Schriftliche Aufgabe 1:
Übertragen Sie aus der Auflistung den Abschnitt von der Zeile mit „ohlc-value: 105.55: [382, 18, 421, 31]“ bis einschließlich der Zeile mit „candle-body: [753, 262, 760, 266]“ in eine Markdown-Tabelle mit den Spalten „Nummer“ und „Zeile“. Leerzeilen lassen Sie dabei weg.

Seite:

Und das noch: ich weiß inzwischen, was ein Sweatshop in Ostasien ist, ich habe das gegoogelt,  hier können Sie das nachlesen, warum das Mist ist, meistens jedenfalls, aber die Fachleute streiten noch darüber.

Ach so, und nochwas: Ja, ich war auch schon mal in Afrika, vier Wochen tief im Busch, in Karonga, Malawi. Malawi wird gerne mit Mali verwechselt, ist aber woanders. Eines der ärmsten Länder dieser Welt und eines derer mit der höchsten Aids-Rate. Ein sogenannter Kinderstaat, wo Du als 40jährige schon als sehenswürdige Greisin angestarrt wirst, weil so alte Leute äußerst selten sind. Es war definitiv eine der spannendsten und verstörendsten Reisen meines bisherigen Lebens, ich habe, im Schlepptau von Entwicklungshelfern vielerlei Profession, täglich zweimal nicht gewußt, ob ich nun hysterisch lachen oder weinen soll, ich habe vieles mit eigenen Augen gesehen, von dem ich wohl wußte, daß es sowas gibt, viel Erschütterndes und auch viel Fröhliches, ich möchte diese Zeit nicht missen, aber ich bezweifle im Nachhinein durchaus, daß diese Reise mein Leben oder gar die Welt verändert hat.

Schriftliche Aufgabe 2:
Geben Sie aus dem Text über die Reise nach Malawi den Abschnitt von „Ach so, und“ bis „Welt verändert hat.“ wortgetreu aus.

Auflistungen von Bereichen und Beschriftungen
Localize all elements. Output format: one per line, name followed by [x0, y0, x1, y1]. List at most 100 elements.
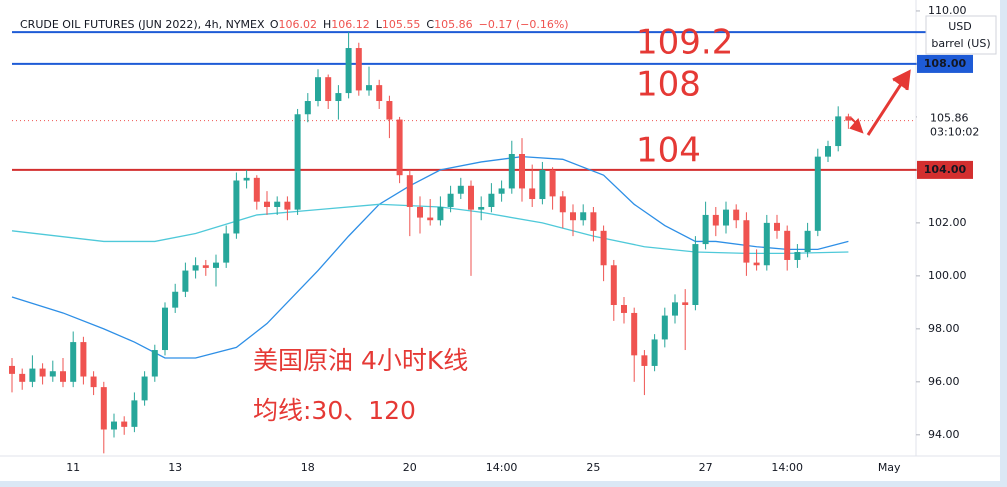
ohlc-value: 105.55: [382, 18, 421, 31]
y-tick-label: 94.00: [928, 428, 960, 441]
candle-body: [376, 85, 383, 102]
annotation: 均线:30、120: [253, 396, 416, 425]
candle-body: [621, 305, 627, 313]
candle-body: [9, 365, 15, 374]
candle-body: [39, 368, 46, 377]
candle-body: [192, 265, 199, 271]
candle-body: [60, 371, 66, 382]
candle-body: [478, 206, 485, 210]
candle-body: [284, 201, 291, 210]
y-tick-label: 98.00: [928, 322, 960, 335]
x-tick-label: 20: [403, 461, 417, 474]
candle-body: [100, 387, 107, 430]
price-tag: [917, 54, 973, 73]
x-tick-label: 14:00: [771, 461, 803, 474]
unit: barrel (US): [931, 37, 990, 50]
ohlc-prefix: C: [426, 18, 434, 31]
candle-body: [304, 101, 311, 115]
arrow: [849, 117, 864, 134]
candle-body: [162, 307, 168, 351]
candle-body: [19, 373, 26, 382]
moving-average: [11, 155, 849, 359]
level-annotation: 104: [636, 130, 701, 170]
candle-body: [651, 339, 658, 366]
candle-body: [774, 222, 780, 231]
candle-body: [264, 201, 270, 207]
candle-body: [427, 217, 434, 221]
candle-body: [80, 342, 87, 377]
countdown: 03:10:02: [930, 126, 979, 139]
last-price-tag: [917, 110, 977, 141]
candle-body: [253, 177, 260, 202]
candle-body: [447, 193, 454, 207]
last-price-label: 105.86: [930, 112, 969, 125]
header: CRUDE OIL FUTURES (JUN 2022), 4h, NYMEX O…: [20, 18, 569, 31]
candle-body: [794, 252, 801, 260]
candle-body: [457, 185, 464, 194]
candle-body: [804, 230, 811, 253]
candle-body: [90, 376, 97, 388]
candle-body: [702, 214, 709, 245]
candle-body: [590, 212, 597, 231]
unit-box: [925, 15, 997, 55]
ohlc-value: 105.86: [434, 18, 473, 31]
candle-body: [519, 154, 525, 189]
candle-body: [325, 77, 332, 102]
candle-body: [661, 315, 668, 340]
candle-body: [315, 77, 321, 102]
candle-body: [121, 421, 128, 427]
axes: 94.0096.0098.00100.00102.00104.00106.001…: [66, 4, 979, 474]
candle-body: [488, 193, 495, 207]
candle-body: [437, 206, 444, 221]
change: −0.17 (−0.16%): [479, 18, 569, 31]
x-tick-label: 27: [699, 461, 713, 474]
ohlc-prefix: H: [323, 18, 331, 31]
ohlc-value: 106.12: [331, 18, 370, 31]
candle-body: [733, 209, 740, 221]
candle-body: [223, 233, 230, 263]
candle-body: [753, 262, 760, 266]
price-tag-label: 108.00: [924, 57, 967, 70]
candle-body: [610, 265, 617, 305]
y-tick-label: 96.00: [928, 375, 960, 388]
candle-body: [70, 342, 77, 382]
candle-body: [559, 196, 566, 213]
candle-body: [743, 220, 750, 263]
y-tick-label: 102.00: [928, 216, 967, 229]
candle-body: [274, 201, 281, 207]
annotation: 美国原油 4小时K线: [253, 346, 468, 375]
level-annotation: 108: [636, 64, 701, 104]
candle-body: [498, 188, 505, 194]
candle-body: [366, 85, 372, 91]
candle-body: [29, 368, 36, 382]
candle-body: [294, 114, 301, 210]
x-tick-label: 13: [168, 461, 182, 474]
candle-body: [508, 154, 515, 189]
y-tick-label: 110.00: [928, 4, 967, 17]
title: CRUDE OIL FUTURES (JUN 2022), 4h, NYMEX: [20, 18, 265, 31]
candle-body: [345, 48, 352, 94]
candle-body: [692, 244, 699, 305]
moving-average: [11, 203, 849, 254]
price-tag: [917, 160, 973, 179]
candle-body: [406, 175, 413, 207]
candle-body: [570, 212, 576, 221]
currency: USD: [948, 20, 972, 33]
candle-body: [549, 169, 556, 197]
candle-body: [202, 265, 209, 268]
candle-body: [335, 93, 342, 102]
candle-body: [355, 48, 362, 91]
candle-body: [641, 355, 648, 366]
candle-body: [723, 209, 729, 226]
candle-body: [539, 169, 546, 200]
level-annotation: 109.2: [636, 23, 733, 63]
candle-body: [825, 146, 831, 157]
candle-body: [182, 270, 189, 292]
candle-body: [417, 206, 423, 218]
candle-body: [835, 116, 842, 147]
candle-body: [468, 185, 474, 210]
candle-body: [845, 116, 852, 121]
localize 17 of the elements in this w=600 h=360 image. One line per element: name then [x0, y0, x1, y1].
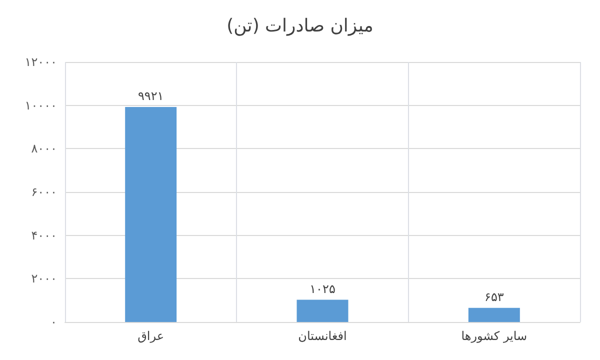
y-tick-label: ۱۲۰۰۰: [24, 55, 57, 69]
x-tick-label: عراق: [138, 329, 164, 343]
y-tick-label: ۶۰۰۰: [31, 185, 57, 199]
data-label: ۹۹۲۱: [138, 89, 164, 104]
chart-title: میزان صادرات (تن): [226, 16, 374, 36]
bar: [125, 107, 177, 322]
data-label: ۱۰۲۵: [310, 282, 336, 296]
x-tick-label: سایر کشورها: [461, 329, 528, 343]
bar: [296, 300, 348, 322]
y-tick-label: ۲۰۰۰: [31, 272, 57, 286]
y-tick-label: ۰: [50, 315, 57, 329]
y-tick-label: ۸۰۰۰: [31, 142, 57, 156]
x-tick-label: افغانستان: [298, 329, 347, 343]
y-tick-label: ۱۰۰۰۰: [24, 98, 57, 112]
data-label: ۶۵۳: [484, 290, 504, 304]
bar: [468, 308, 520, 322]
y-tick-label: ۴۰۰۰: [31, 228, 57, 242]
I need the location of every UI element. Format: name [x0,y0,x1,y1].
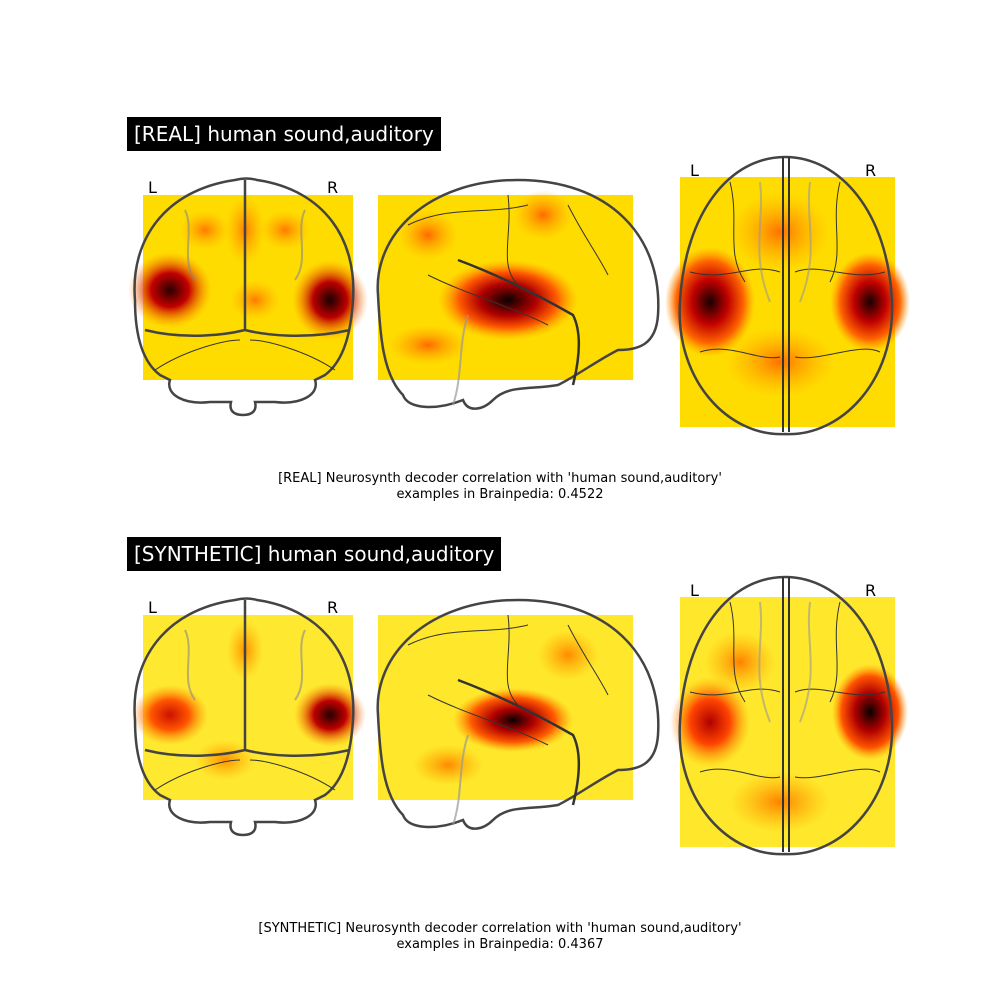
panel-title: [REAL] human sound,auditory [127,117,441,151]
orientation-label-right: R [327,178,339,197]
orientation-label-left: L [690,581,699,600]
coronal-brain-view [128,177,368,417]
panel-title: [SYNTHETIC] human sound,auditory [127,537,502,571]
orientation-label-left: L [148,598,157,617]
orientation-label-left: L [690,161,699,180]
sagittal-brain-view [376,178,660,410]
orientation-label-right: R [865,581,877,600]
caption-line: examples in Brainpedia: 0.4522 [396,487,604,502]
orientation-label-right: R [865,161,877,180]
glass-brain-panel-synthetic: [SYNTHETIC] human sound,auditory L R L R [0,420,1000,952]
glass-brain-panel-real: [REAL] human sound,auditory L R L R [127,117,910,502]
caption-line: [REAL] Neurosynth decoder correlation wi… [278,471,722,486]
caption-line: [SYNTHETIC] Neurosynth decoder correlati… [258,921,742,936]
axial-brain-view [665,155,910,436]
coronal-brain-view [132,597,366,837]
orientation-label-right: R [327,598,339,617]
axial-brain-view [670,575,908,856]
caption-line: examples in Brainpedia: 0.4367 [396,937,604,952]
orientation-label-left: L [148,178,157,197]
sagittal-brain-view [376,598,660,830]
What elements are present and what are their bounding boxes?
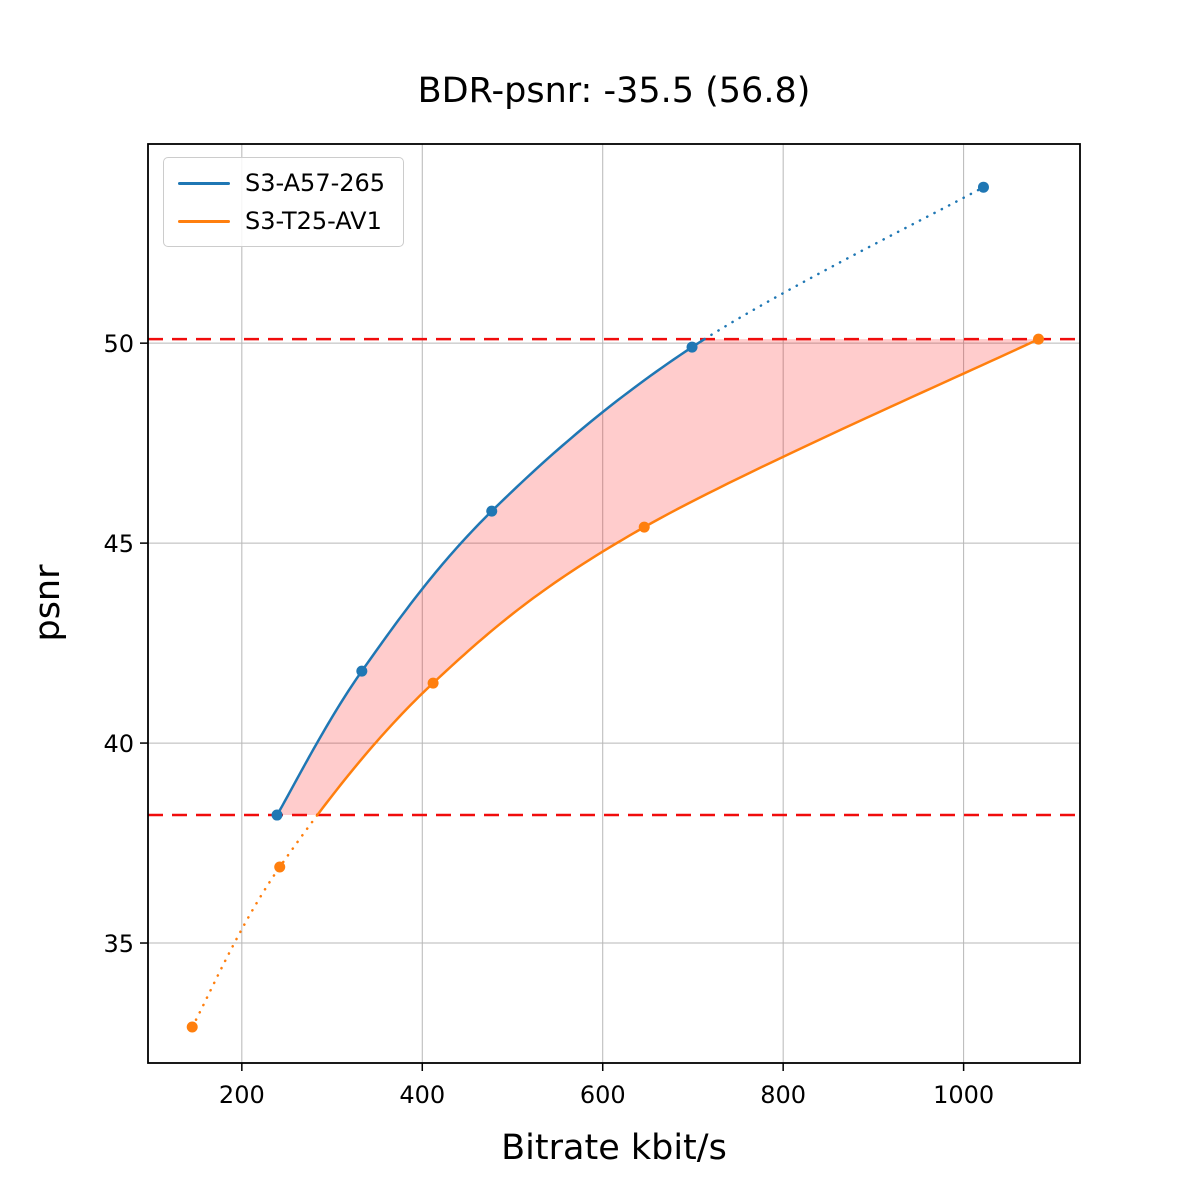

Lösung der Aufgabe 1:
| Nummer | Zeile |
|---|---|
| 1 | ohlc-value: 105.55: [382, 18, 421, 31] |
| 2 | y-tick-label: 94.00: [928, 428, 960, 441] |
| 3 | candle-body: [376, 85, 383, 102] |
| 4 | annotation: 均线:30、120: [253, 396, 416, 425] |
| 5 | candle-body: [621, 305, 627, 313] |
| 6 | candle-body: [9, 365, 15, 374] |
| 7 | candle-body: [39, 368, 46, 377] |
| 8 | candle-body: [192, 265, 199, 271] |
| 9 | candle-body: [60, 371, 66, 382] |
| 10 | candle-body: [478, 206, 485, 210] |
| 11 | candle-body: [284, 201, 291, 210] |
| 12 | y-tick-label: 98.00: [928, 322, 960, 335] |
| 13 | x-tick-label: 20: [403, 461, 417, 474] |
| 14 | candle-body: [100, 387, 107, 430] |
| 15 | price-tag: [917, 54, 973, 73] |
| 16 | x-tick-label: 14:00: [771, 461, 803, 474] |
| 17 | unit: barrel (US): [931, 37, 990, 50] |
| 18 | ohlc-prefix: C: [426, 18, 434, 31] |
| 19 | candle-body: [304, 101, 311, 115] |
| 20 | arrow: [849, 117, 864, 134] |
| 21 | candle-body: [162, 307, 168, 351] |
| 22 | candle-body: [19, 373, 26, 382] |
| 23 | moving-average: [11, 155, 849, 359] |
| 24 | level-annotation: 104: [636, 130, 701, 170] |
| 25 | candle-body: [651, 339, 658, 366] |
| 26 | candle-body: [774, 222, 780, 231] |
| 27 | candle-body: [264, 201, 270, 207] |
| 28 | candle-body: [427, 217, 434, 221] |
| 29 | candle-body: [80, 342, 87, 377] |
| 30 | countdown: 03:10:02: [930, 126, 979, 139] |
| 31 | last-price-tag: [917, 110, 977, 141] |
| 32 | candle-body: [253, 177, 260, 202] |
| 33 | candle-body: [447, 193, 454, 207] |
| 34 | last-price-label: 105.86: [930, 112, 969, 125] |
| 35 | header: CRUDE OIL FUTURES (JUN 2022), 4h, NYMEX O…: [20, 18, 569, 31] |
| 36 | candle-body: [794, 252, 801, 260] |
| 37 | candle-body: [457, 185, 464, 194] |
| 38 | candle-body: [804, 230, 811, 253] |
| 39 | candle-body: [90, 376, 97, 388] |
| 40 | candle-body: [702, 214, 709, 245] |
| 41 | candle-body: [590, 212, 597, 231] |
| 42 | unit-box: [925, 15, 997, 55] |
| 43 | ohlc-value: 105.86: [434, 18, 473, 31] |
| 44 | candle-body: [519, 154, 525, 189] |
| 45 | candle-body: [325, 77, 332, 102] |
| 46 | candle-body: [661, 315, 668, 340] |
| 47 | candle-body: [315, 77, 321, 102] |
| 48 | candle-body: [121, 421, 128, 427] |
| 49 | axes: 94.0096.0098.00100.00102.00104.00106.001…: [66, 4, 979, 474] |
| 50 | candle-body: [488, 193, 495, 207] |
| 51 | candle-body: [437, 206, 444, 221] |
| 52 | change: −0.17 (−0.16%): [479, 18, 569, 31] |
| 53 | x-tick-label: 27: [699, 461, 713, 474] |
| 54 | ohlc-prefix: H: [323, 18, 331, 31] |
| 55 | ohlc-value: 106.12: [331, 18, 370, 31] |
| 56 | candle-body: [733, 209, 740, 221] |
| 57 | candle-body: [223, 233, 230, 263] |
| 58 | candle-body: [753, 262, 760, 266] |

Lösung der Aufgabe 2:
Ach so, und nochwas: Ja, ich war auch schon mal in Afrika, vier Wochen tief im Busch, in Karonga, Malawi. Malawi wird gerne mit Mali verwechselt, ist aber woanders. Eines der ärmsten Länder dieser Welt und eines derer mit der höchsten Aids-Rate. Ein sogenannter Kinderstaat, wo Du als 40jährige schon als sehenswürdige Greisin angestarrt wirst, weil so alte Leute äußerst selten sind. Es war definitiv eine der spannendsten und verstörendsten Reisen meines bisherigen Lebens, ich habe, im Schlepptau von Entwicklungshelfern vielerlei Profession, täglich zweimal nicht gewußt, ob ich nun hysterisch lachen oder weinen soll, ich habe vieles mit eigenen Augen gesehen, von dem ich wohl wußte, daß es sowas gibt, viel Erschütterndes und auch viel Fröhliches, ich möchte diese Zeit nicht missen, aber ich bezweifle im Nachhinein durchaus, daß diese Reise mein Leben oder gar die Welt verändert hat.